§ **WHAT THE TASK REQUIRES**: Set out each line from the following listing that includes the word "grid".

§ **WORKING DATA**:
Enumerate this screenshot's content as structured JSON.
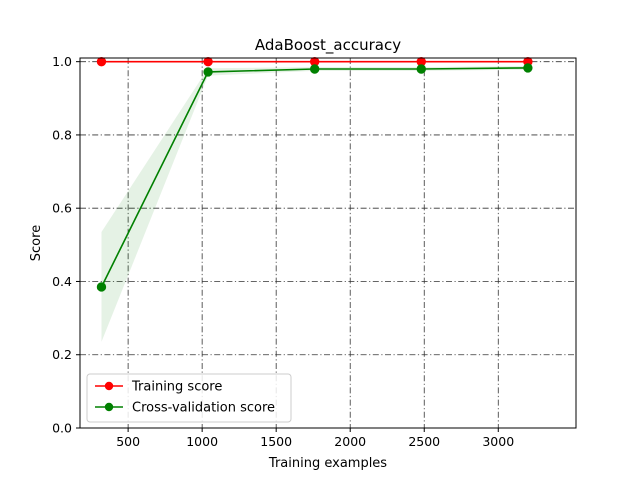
{
  "chart_data": {
    "type": "line",
    "title": "AdaBoost_accuracy",
    "xlabel": "Training examples",
    "ylabel": "Score",
    "xlim": [
      175,
      3525
    ],
    "ylim": [
      0.0,
      1.01
    ],
    "x_ticks": [
      500,
      1000,
      1500,
      2000,
      2500,
      3000
    ],
    "y_ticks": [
      0.0,
      0.2,
      0.4,
      0.6,
      0.8,
      1.0
    ],
    "y_tick_labels": [
      "0.0",
      "0.2",
      "0.4",
      "0.6",
      "0.8",
      "1.0"
    ],
    "grid": true,
    "legend_position": "lower-left",
    "x": [
      320,
      1040,
      1760,
      2480,
      3200
    ],
    "series": [
      {
        "name": "Training score",
        "color": "#ff0000",
        "values": [
          1.0,
          1.0,
          1.0,
          1.0,
          1.0
        ],
        "band_lower": [
          1.0,
          1.0,
          1.0,
          1.0,
          1.0
        ],
        "band_upper": [
          1.0,
          1.0,
          1.0,
          1.0,
          1.0
        ]
      },
      {
        "name": "Cross-validation score",
        "color": "#008000",
        "values": [
          0.385,
          0.972,
          0.98,
          0.98,
          0.983
        ],
        "band_lower": [
          0.235,
          0.962,
          0.975,
          0.975,
          0.978
        ],
        "band_upper": [
          0.535,
          0.982,
          0.985,
          0.985,
          0.988
        ]
      }
    ]
  }
}
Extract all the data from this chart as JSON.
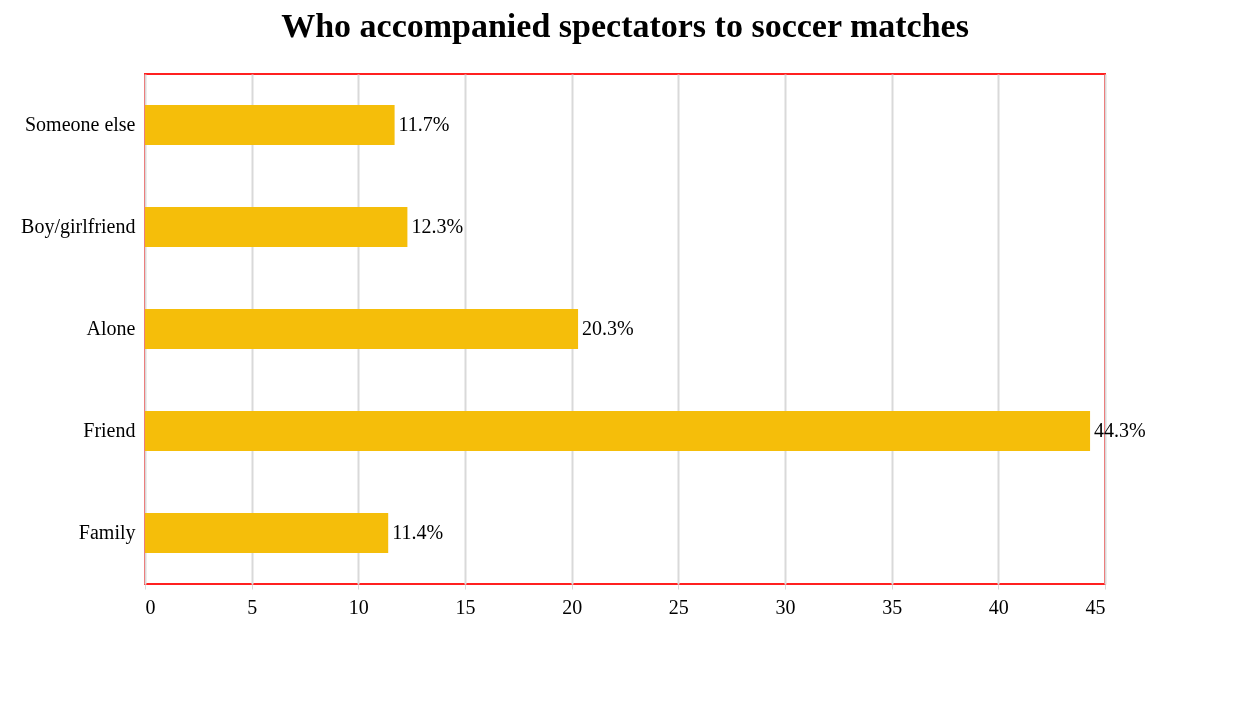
{
  "chart_data": {
    "type": "bar",
    "orientation": "horizontal",
    "title": "Who accompanied spectators to soccer matches",
    "categories": [
      "Someone else",
      "Boy/girlfriend",
      "Alone",
      "Friend",
      "Family"
    ],
    "values": [
      11.7,
      12.3,
      20.3,
      44.3,
      11.4
    ],
    "value_labels": [
      "11.7%",
      "12.3%",
      "20.3%",
      "44.3%",
      "11.4%"
    ],
    "color": "#f5be0a",
    "xlim": [
      0,
      45
    ],
    "xticks": [
      0,
      5,
      10,
      15,
      20,
      25,
      30,
      35,
      40,
      45
    ],
    "grid": "x"
  }
}
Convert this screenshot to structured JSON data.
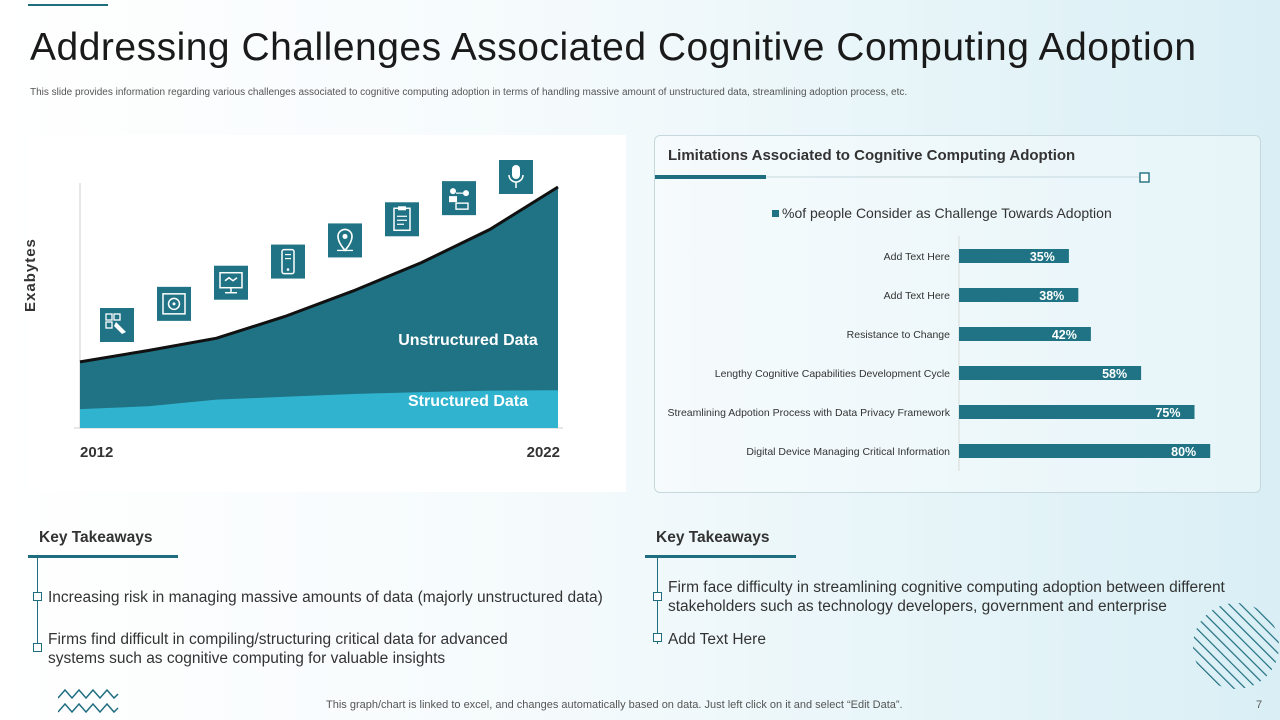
{
  "title": "Addressing Challenges Associated Cognitive Computing Adoption",
  "subtitle": "This slide provides information regarding various challenges associated to cognitive computing adoption in terms of handling massive amount of unstructured data, streamlining adoption process, etc.",
  "footer": "This graph/chart is linked to excel, and changes automatically based on data. Just left click on it and select “Edit Data”.",
  "page_number": "7",
  "colors": {
    "dark_teal": "#1f7384",
    "light_teal": "#30b3cf",
    "accent": "#1f6e80"
  },
  "chart_data": [
    {
      "type": "area",
      "ylabel": "Exabytes",
      "x_labels": [
        "2012",
        "2022"
      ],
      "series": [
        {
          "name": "Structured Data",
          "values": [
            20,
            23,
            30,
            33,
            36,
            38,
            39.5,
            40
          ]
        },
        {
          "name": "Unstructured Data",
          "values": [
            70,
            82,
            95,
            118,
            145,
            175,
            210,
            255
          ]
        }
      ],
      "ylim": [
        0,
        255
      ],
      "icons": [
        "puzzle-icon",
        "film-reel-icon",
        "monitor-handshake-icon",
        "mobile-phone-icon",
        "location-pin-icon",
        "clipboard-icon",
        "network-users-icon",
        "microphone-icon"
      ]
    },
    {
      "type": "bar",
      "orientation": "horizontal",
      "title": "Limitations Associated to Cognitive Computing Adoption",
      "legend": "%of people Consider as Challenge Towards Adoption",
      "categories": [
        "Add Text Here",
        "Add Text Here",
        "Resistance to Change",
        "Lengthy Cognitive Capabilities Development Cycle",
        "Streamlining Adpotion Process with Data Privacy Framework",
        "Digital Device Managing Critical Information"
      ],
      "values": [
        35,
        38,
        42,
        58,
        75,
        80
      ],
      "value_labels": [
        "35%",
        "38%",
        "42%",
        "58%",
        "75%",
        "80%"
      ]
    }
  ],
  "takeaways_left": {
    "heading": "Key Takeaways",
    "items": [
      "Increasing risk in managing massive amounts of data (majorly unstructured data)",
      "Firms find difficult in compiling/structuring critical data for advanced systems such as cognitive computing for valuable insights"
    ]
  },
  "takeaways_right": {
    "heading": "Key Takeaways",
    "items": [
      "Firm face difficulty in streamlining cognitive computing adoption between different stakeholders such as technology developers, government and enterprise",
      "Add Text Here"
    ]
  }
}
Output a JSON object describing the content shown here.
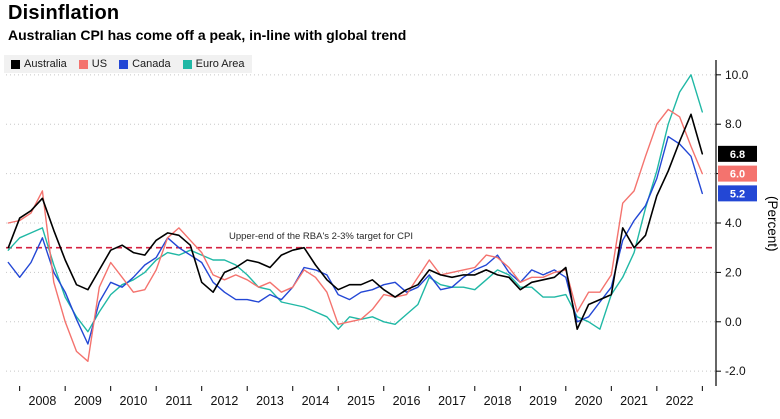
{
  "header": {
    "title": "Disinflation",
    "subtitle": "Australian CPI has come off a peak, in-line with global trend"
  },
  "colors": {
    "australia": "#000000",
    "us": "#f4736e",
    "canada": "#2347d5",
    "euro_area": "#20b8a5",
    "target_line": "#d62040",
    "grid": "#c8c8c8",
    "axis": "#000000"
  },
  "chart_data": {
    "type": "line",
    "title": "Disinflation",
    "subtitle": "Australian CPI has come off a peak, in-line with global trend",
    "ylabel": "(Percent)",
    "xlim": [
      2007.7,
      2023.3
    ],
    "ylim": [
      -2.6,
      10.6
    ],
    "y_ticks": [
      -2,
      0,
      2,
      4,
      6,
      8,
      10
    ],
    "y_tick_labels": [
      "-2.0",
      "0.0",
      "2.0",
      "4.0",
      "6.0",
      "8.0",
      "10.0"
    ],
    "x_tick_years": [
      2008,
      2009,
      2010,
      2011,
      2012,
      2013,
      2014,
      2015,
      2016,
      2017,
      2018,
      2019,
      2020,
      2021,
      2022
    ],
    "grid": true,
    "legend_position": "top-left",
    "target_line": {
      "value": 3.0,
      "label": "Upper-end of the RBA's 2-3% target for CPI"
    },
    "x": [
      2007.75,
      2008,
      2008.25,
      2008.5,
      2008.75,
      2009,
      2009.25,
      2009.5,
      2009.75,
      2010,
      2010.25,
      2010.5,
      2010.75,
      2011,
      2011.25,
      2011.5,
      2011.75,
      2012,
      2012.25,
      2012.5,
      2012.75,
      2013,
      2013.25,
      2013.5,
      2013.75,
      2014,
      2014.25,
      2014.5,
      2014.75,
      2015,
      2015.25,
      2015.5,
      2015.75,
      2016,
      2016.25,
      2016.5,
      2016.75,
      2017,
      2017.25,
      2017.5,
      2017.75,
      2018,
      2018.25,
      2018.5,
      2018.75,
      2019,
      2019.25,
      2019.5,
      2019.75,
      2020,
      2020.25,
      2020.5,
      2020.75,
      2021,
      2021.25,
      2021.5,
      2021.75,
      2022,
      2022.25,
      2022.5,
      2022.75,
      2023
    ],
    "series": [
      {
        "name": "Australia",
        "color_key": "australia",
        "values": [
          3.0,
          4.2,
          4.5,
          5.0,
          3.7,
          2.5,
          1.5,
          1.3,
          2.1,
          2.9,
          3.1,
          2.8,
          2.7,
          3.3,
          3.6,
          3.5,
          3.1,
          1.6,
          1.2,
          2.0,
          2.2,
          2.5,
          2.4,
          2.2,
          2.7,
          2.9,
          3.0,
          2.3,
          1.7,
          1.3,
          1.5,
          1.5,
          1.7,
          1.3,
          1.0,
          1.3,
          1.5,
          2.1,
          1.9,
          1.8,
          1.9,
          1.9,
          2.1,
          1.9,
          1.8,
          1.3,
          1.6,
          1.7,
          1.8,
          2.2,
          -0.3,
          0.7,
          0.9,
          1.1,
          3.8,
          3.0,
          3.5,
          5.1,
          6.1,
          7.3,
          8.4,
          6.8
        ]
      },
      {
        "name": "US",
        "color_key": "us",
        "values": [
          4.0,
          4.1,
          4.4,
          5.3,
          1.6,
          0.0,
          -1.2,
          -1.6,
          1.4,
          2.4,
          1.8,
          1.2,
          1.3,
          2.1,
          3.4,
          3.8,
          3.3,
          2.8,
          1.9,
          1.7,
          1.9,
          1.7,
          1.4,
          1.6,
          1.2,
          1.4,
          2.1,
          1.8,
          1.2,
          -0.1,
          0.0,
          0.1,
          0.5,
          1.1,
          1.0,
          1.1,
          1.8,
          2.5,
          1.9,
          2.0,
          2.1,
          2.2,
          2.7,
          2.6,
          2.2,
          1.6,
          1.8,
          1.8,
          2.0,
          2.1,
          0.4,
          1.2,
          1.2,
          1.9,
          4.8,
          5.3,
          6.7,
          8.0,
          8.6,
          8.3,
          7.1,
          6.0
        ]
      },
      {
        "name": "Canada",
        "color_key": "canada",
        "values": [
          2.4,
          1.8,
          2.4,
          3.4,
          2.0,
          1.2,
          0.1,
          -0.9,
          0.8,
          1.6,
          1.4,
          1.8,
          2.3,
          2.6,
          3.4,
          3.0,
          2.7,
          2.4,
          1.6,
          1.2,
          0.9,
          0.9,
          0.8,
          1.1,
          0.9,
          1.4,
          2.2,
          2.1,
          1.9,
          1.1,
          0.9,
          1.2,
          1.3,
          1.5,
          1.6,
          1.2,
          1.4,
          1.9,
          1.3,
          1.4,
          1.8,
          2.1,
          2.3,
          2.7,
          2.0,
          1.6,
          2.1,
          1.9,
          2.1,
          1.8,
          0.0,
          0.2,
          0.8,
          1.4,
          3.3,
          4.1,
          4.7,
          5.8,
          7.5,
          7.2,
          6.7,
          5.2
        ]
      },
      {
        "name": "Euro Area",
        "color_key": "euro_area",
        "values": [
          2.9,
          3.4,
          3.6,
          3.8,
          2.3,
          1.0,
          0.2,
          -0.4,
          0.4,
          1.1,
          1.5,
          1.7,
          2.0,
          2.5,
          2.8,
          2.7,
          2.9,
          2.7,
          2.5,
          2.5,
          2.3,
          1.9,
          1.4,
          1.3,
          0.8,
          0.7,
          0.6,
          0.4,
          0.2,
          -0.3,
          0.2,
          0.1,
          0.2,
          0.0,
          -0.1,
          0.3,
          0.7,
          1.8,
          1.5,
          1.4,
          1.4,
          1.3,
          1.7,
          2.1,
          1.9,
          1.4,
          1.4,
          1.0,
          1.0,
          1.1,
          0.2,
          0.0,
          -0.3,
          1.1,
          1.8,
          2.8,
          4.6,
          6.1,
          8.0,
          9.3,
          10.0,
          8.5
        ]
      }
    ],
    "end_labels": [
      {
        "text": "6.8",
        "value": 6.8,
        "color_key": "australia"
      },
      {
        "text": "6.0",
        "value": 6.0,
        "color_key": "us"
      },
      {
        "text": "5.2",
        "value": 5.2,
        "color_key": "canada"
      }
    ]
  }
}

§ **IN RESPONSE**:
    "grid": true,
    "grid": "x"
    "grid": "#c8c8c8",
    "grid": true,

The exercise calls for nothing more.